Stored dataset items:
- - - - -

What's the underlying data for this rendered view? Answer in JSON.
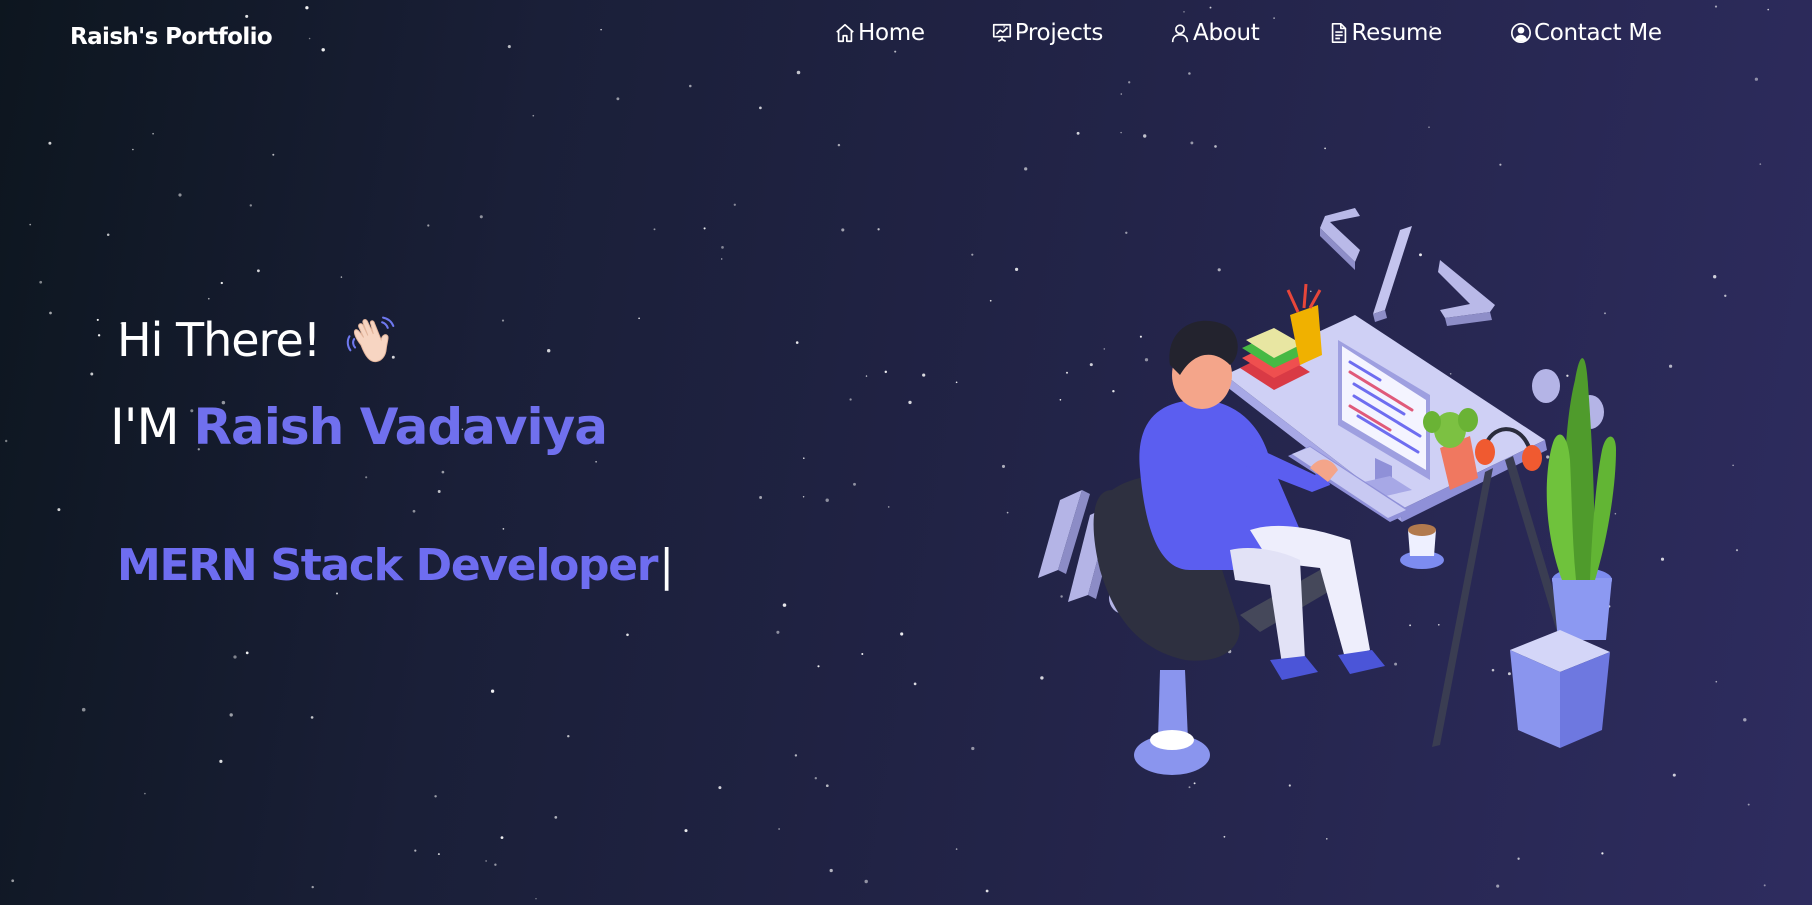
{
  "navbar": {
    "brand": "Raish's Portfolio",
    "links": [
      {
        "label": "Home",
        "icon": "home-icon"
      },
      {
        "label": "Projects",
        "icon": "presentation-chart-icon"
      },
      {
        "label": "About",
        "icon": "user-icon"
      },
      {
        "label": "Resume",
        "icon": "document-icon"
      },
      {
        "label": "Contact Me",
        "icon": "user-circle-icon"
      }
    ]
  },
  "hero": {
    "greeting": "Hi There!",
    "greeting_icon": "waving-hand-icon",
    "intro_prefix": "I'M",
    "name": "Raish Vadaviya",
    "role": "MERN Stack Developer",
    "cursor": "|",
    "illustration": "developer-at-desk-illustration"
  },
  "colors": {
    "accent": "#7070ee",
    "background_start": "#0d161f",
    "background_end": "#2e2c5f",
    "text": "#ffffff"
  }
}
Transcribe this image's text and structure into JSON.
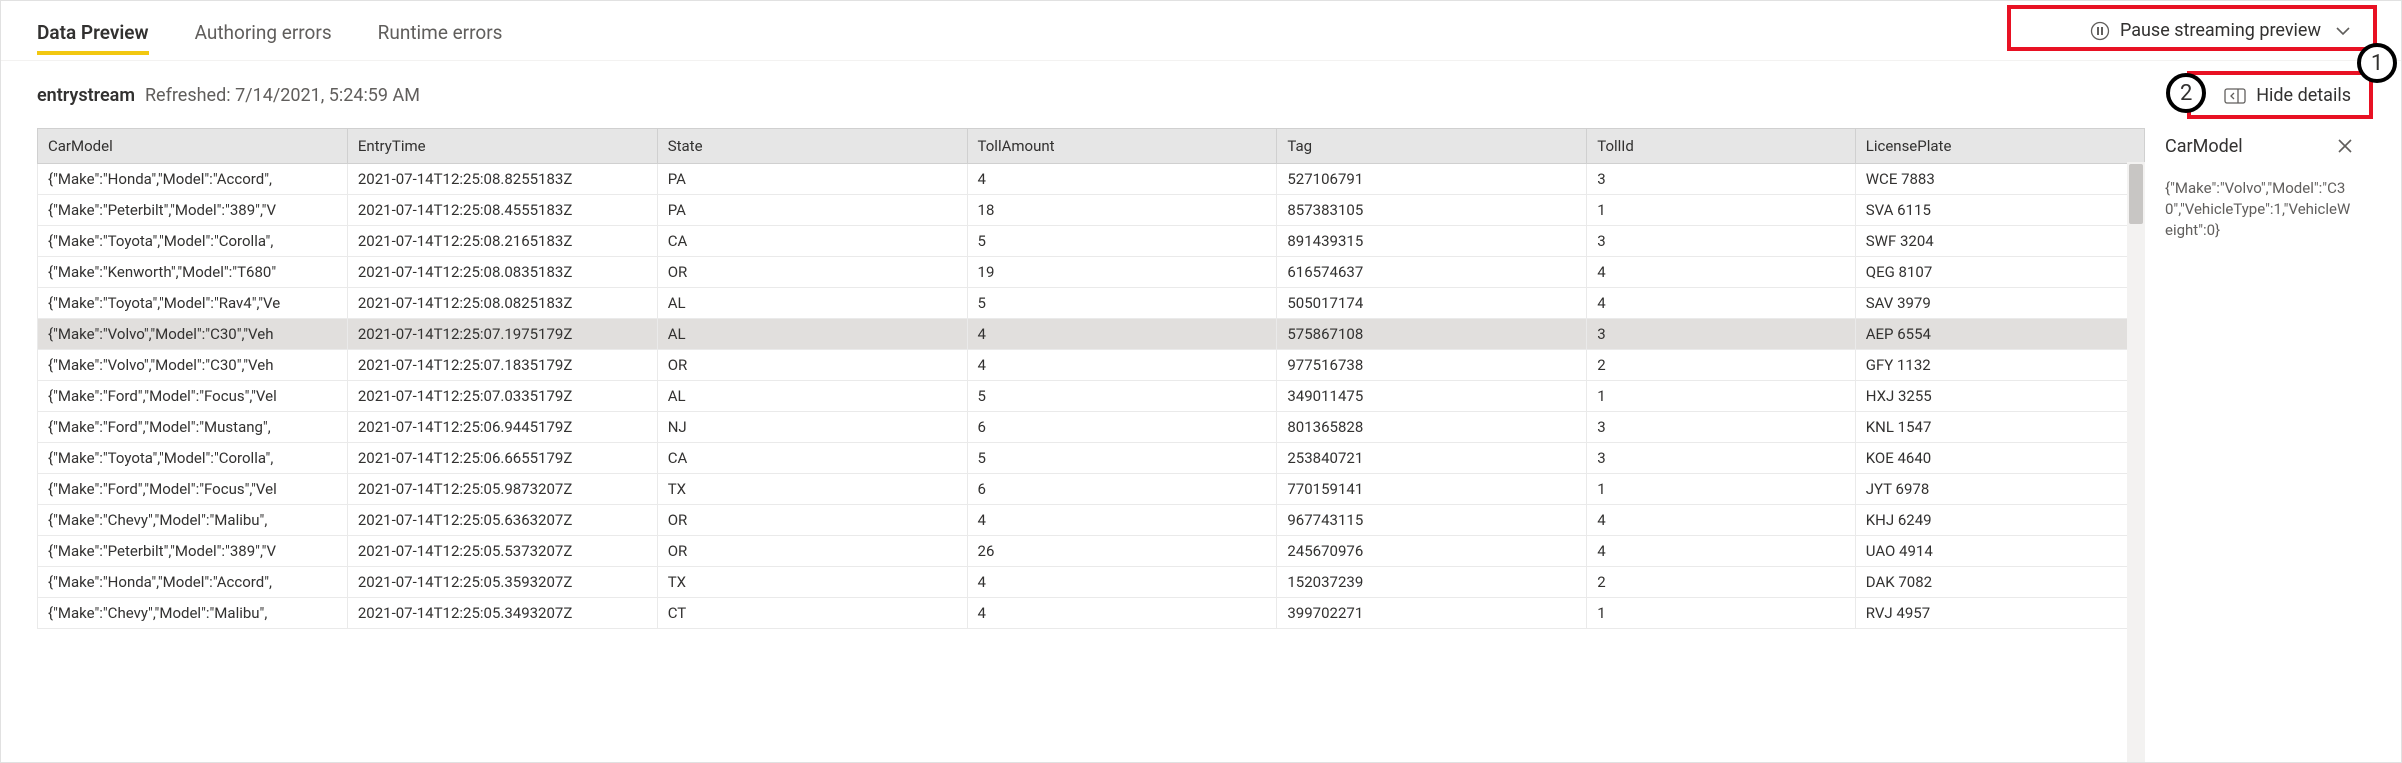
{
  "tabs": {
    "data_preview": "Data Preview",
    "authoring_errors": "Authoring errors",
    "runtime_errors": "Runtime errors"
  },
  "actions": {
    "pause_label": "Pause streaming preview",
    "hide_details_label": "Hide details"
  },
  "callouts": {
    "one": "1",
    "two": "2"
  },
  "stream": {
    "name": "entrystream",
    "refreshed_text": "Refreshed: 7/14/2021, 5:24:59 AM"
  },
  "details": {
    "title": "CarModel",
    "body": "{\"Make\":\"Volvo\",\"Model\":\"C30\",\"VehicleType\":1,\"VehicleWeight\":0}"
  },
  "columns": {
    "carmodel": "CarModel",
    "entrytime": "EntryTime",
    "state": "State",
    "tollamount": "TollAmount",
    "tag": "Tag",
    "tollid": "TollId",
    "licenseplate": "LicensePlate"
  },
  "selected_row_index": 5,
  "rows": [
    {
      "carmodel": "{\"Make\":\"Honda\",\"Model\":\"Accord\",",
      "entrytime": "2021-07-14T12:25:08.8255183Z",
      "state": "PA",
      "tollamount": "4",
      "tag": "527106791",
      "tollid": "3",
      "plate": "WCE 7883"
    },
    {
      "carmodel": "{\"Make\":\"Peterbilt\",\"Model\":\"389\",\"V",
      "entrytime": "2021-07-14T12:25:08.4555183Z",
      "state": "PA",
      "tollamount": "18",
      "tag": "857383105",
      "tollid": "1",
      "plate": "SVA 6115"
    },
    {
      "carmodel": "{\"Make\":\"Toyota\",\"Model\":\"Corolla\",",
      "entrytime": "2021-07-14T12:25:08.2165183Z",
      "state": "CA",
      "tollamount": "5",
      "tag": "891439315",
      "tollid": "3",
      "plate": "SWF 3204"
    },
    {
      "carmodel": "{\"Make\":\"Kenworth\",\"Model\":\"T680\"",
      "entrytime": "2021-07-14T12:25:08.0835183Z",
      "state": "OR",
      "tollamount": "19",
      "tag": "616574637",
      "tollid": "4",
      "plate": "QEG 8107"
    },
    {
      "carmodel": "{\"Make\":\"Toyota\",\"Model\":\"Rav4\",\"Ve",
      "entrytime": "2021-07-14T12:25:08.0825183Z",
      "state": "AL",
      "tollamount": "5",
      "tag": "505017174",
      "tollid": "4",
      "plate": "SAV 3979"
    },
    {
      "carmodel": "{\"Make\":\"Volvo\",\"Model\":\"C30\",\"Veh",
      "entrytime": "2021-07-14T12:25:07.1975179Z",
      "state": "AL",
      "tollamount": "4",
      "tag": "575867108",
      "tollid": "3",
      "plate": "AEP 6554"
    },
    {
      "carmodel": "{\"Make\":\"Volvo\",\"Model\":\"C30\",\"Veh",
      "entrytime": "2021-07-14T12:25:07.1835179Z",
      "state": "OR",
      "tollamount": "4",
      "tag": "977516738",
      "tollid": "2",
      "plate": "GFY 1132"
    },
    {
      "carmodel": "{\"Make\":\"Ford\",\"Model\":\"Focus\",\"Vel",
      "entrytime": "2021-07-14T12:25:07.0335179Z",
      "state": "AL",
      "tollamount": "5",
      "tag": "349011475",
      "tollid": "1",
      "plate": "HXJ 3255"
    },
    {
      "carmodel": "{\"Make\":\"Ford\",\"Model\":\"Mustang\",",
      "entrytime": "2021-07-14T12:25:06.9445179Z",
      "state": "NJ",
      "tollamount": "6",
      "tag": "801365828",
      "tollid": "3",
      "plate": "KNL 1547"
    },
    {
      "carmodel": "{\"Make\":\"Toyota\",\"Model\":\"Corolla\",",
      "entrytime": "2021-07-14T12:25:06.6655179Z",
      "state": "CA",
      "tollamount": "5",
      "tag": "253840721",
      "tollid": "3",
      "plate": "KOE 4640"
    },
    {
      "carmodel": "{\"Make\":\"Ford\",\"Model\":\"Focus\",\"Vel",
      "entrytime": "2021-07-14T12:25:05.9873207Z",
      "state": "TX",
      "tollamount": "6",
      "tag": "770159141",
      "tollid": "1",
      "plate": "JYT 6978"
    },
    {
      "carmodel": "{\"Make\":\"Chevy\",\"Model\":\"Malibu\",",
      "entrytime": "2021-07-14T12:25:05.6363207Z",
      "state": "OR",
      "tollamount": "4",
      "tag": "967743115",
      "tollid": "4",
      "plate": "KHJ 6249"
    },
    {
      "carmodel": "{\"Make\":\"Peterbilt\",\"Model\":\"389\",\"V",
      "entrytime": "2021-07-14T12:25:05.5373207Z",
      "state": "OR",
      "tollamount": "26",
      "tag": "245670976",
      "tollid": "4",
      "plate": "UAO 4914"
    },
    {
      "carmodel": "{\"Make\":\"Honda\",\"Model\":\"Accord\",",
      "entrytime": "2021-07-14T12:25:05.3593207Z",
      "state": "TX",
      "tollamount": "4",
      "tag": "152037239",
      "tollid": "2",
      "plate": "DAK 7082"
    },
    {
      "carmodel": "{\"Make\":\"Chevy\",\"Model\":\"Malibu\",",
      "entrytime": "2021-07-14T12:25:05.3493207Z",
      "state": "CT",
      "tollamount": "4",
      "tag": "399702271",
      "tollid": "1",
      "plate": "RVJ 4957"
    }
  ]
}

- - - - -

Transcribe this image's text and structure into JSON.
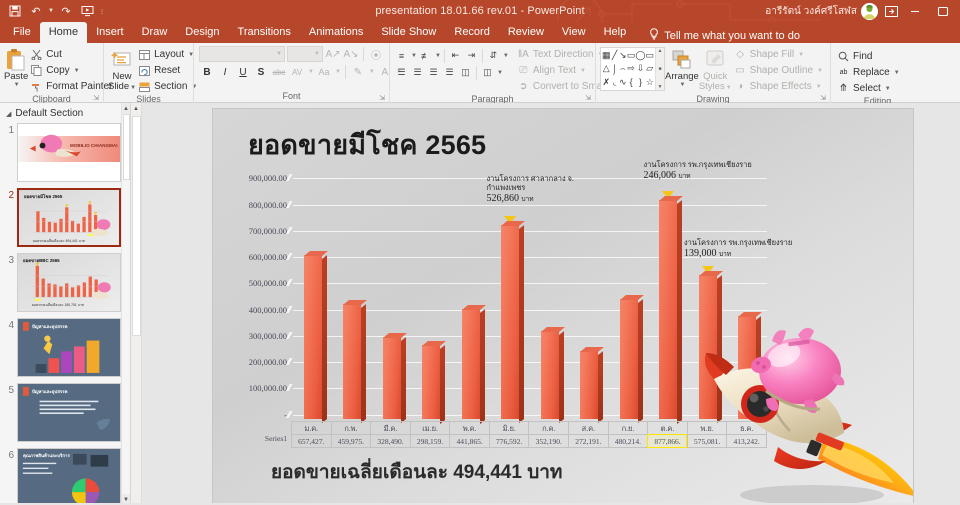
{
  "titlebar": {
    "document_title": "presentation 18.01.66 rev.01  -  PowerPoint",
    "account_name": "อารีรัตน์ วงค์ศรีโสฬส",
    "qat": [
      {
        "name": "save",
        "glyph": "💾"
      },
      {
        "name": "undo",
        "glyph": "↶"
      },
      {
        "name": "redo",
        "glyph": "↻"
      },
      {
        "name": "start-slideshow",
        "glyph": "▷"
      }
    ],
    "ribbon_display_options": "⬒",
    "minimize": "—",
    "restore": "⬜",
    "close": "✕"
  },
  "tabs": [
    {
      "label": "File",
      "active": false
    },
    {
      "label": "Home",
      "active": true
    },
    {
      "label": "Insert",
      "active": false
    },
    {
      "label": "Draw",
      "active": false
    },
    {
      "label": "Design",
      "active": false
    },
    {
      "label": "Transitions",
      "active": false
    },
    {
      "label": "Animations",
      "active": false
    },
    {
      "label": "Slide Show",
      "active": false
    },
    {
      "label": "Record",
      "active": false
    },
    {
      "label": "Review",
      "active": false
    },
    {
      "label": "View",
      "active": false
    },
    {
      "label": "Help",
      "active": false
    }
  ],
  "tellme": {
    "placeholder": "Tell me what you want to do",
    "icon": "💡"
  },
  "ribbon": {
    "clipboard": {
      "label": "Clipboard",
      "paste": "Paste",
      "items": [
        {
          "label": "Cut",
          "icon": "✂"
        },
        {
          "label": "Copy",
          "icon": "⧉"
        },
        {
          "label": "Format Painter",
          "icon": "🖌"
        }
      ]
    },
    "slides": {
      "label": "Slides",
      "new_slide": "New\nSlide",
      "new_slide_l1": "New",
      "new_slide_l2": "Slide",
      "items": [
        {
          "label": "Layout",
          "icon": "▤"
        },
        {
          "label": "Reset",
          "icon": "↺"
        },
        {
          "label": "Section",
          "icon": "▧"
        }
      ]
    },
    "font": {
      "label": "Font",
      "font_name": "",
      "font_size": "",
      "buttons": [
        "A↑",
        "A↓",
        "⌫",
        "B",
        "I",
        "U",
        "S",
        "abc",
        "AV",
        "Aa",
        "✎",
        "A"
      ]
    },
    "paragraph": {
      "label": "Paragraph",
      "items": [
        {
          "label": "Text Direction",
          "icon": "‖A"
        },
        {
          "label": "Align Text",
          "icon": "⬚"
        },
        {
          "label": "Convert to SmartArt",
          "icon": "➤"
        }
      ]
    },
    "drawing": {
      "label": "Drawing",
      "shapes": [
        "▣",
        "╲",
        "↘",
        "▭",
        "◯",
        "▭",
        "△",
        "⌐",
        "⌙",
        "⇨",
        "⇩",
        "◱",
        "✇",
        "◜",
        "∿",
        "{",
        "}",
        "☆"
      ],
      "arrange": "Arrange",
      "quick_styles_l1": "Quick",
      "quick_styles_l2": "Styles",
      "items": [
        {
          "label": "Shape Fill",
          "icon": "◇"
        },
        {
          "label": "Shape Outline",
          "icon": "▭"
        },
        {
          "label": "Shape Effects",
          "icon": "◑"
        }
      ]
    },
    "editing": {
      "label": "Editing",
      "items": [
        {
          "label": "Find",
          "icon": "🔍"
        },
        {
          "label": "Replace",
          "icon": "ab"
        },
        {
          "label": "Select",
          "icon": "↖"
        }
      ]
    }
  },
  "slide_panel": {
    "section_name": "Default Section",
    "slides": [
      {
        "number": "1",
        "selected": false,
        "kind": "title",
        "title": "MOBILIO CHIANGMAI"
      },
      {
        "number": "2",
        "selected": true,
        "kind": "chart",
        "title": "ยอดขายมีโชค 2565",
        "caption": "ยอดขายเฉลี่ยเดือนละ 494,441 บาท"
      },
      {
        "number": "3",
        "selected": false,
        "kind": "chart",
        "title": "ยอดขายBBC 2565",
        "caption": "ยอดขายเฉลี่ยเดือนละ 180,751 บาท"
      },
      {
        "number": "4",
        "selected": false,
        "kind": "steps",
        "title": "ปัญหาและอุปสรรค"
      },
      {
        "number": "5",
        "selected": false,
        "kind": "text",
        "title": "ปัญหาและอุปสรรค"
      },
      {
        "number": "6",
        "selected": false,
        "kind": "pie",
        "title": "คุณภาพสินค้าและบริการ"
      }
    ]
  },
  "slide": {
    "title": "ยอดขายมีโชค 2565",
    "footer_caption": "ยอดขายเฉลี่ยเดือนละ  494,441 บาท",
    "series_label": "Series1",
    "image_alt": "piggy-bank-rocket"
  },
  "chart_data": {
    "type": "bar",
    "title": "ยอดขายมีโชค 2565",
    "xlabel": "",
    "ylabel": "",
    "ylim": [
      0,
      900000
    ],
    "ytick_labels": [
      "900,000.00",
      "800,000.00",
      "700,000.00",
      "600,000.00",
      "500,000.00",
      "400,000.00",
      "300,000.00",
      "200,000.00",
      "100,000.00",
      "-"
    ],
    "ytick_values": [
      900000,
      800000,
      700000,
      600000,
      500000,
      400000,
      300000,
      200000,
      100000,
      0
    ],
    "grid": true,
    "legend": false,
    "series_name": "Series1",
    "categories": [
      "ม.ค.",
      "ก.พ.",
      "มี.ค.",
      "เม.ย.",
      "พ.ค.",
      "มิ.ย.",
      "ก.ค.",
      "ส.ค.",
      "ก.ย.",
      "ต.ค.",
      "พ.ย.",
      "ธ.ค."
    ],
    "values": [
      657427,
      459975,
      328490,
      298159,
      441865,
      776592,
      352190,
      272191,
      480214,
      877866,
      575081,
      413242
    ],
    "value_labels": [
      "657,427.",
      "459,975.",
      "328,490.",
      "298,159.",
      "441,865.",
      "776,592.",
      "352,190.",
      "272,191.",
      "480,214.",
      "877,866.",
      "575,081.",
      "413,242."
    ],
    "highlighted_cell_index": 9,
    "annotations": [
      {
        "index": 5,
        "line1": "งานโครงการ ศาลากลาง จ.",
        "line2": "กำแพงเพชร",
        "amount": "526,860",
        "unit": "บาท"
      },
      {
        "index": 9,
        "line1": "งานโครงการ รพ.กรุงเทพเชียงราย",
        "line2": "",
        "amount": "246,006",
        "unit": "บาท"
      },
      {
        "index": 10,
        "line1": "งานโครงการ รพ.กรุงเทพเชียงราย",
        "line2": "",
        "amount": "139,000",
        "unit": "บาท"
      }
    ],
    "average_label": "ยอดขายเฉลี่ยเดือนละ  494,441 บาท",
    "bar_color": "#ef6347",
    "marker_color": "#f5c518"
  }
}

- - - - -

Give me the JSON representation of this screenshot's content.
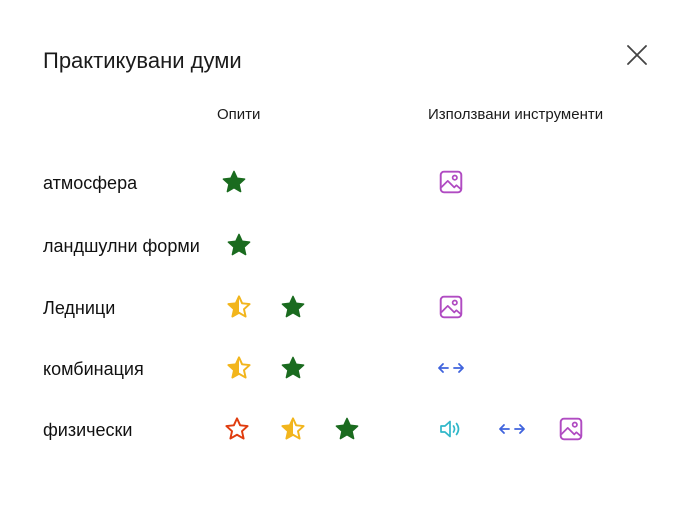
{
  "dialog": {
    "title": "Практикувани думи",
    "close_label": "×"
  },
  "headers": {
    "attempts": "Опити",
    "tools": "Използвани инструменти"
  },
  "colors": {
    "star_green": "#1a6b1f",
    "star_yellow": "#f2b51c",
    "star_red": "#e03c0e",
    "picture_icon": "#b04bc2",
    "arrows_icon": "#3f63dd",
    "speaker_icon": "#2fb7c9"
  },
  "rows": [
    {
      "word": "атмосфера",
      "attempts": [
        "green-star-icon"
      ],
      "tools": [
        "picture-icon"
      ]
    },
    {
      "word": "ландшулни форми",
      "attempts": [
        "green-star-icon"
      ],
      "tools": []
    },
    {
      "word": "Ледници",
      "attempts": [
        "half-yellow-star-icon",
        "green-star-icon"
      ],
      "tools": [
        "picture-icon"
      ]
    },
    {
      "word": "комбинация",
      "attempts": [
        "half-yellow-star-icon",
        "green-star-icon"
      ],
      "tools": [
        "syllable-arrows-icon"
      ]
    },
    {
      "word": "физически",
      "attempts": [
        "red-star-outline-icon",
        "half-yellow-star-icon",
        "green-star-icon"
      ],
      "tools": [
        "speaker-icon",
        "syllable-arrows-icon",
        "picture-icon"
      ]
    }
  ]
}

- - - - -

GOAL OF THE EXERCISE
Search the listing above for the string "Section". Copy every line that contains it.

ANSWER IN FULL
          "label": "Section",
    "section_name": "Default Section",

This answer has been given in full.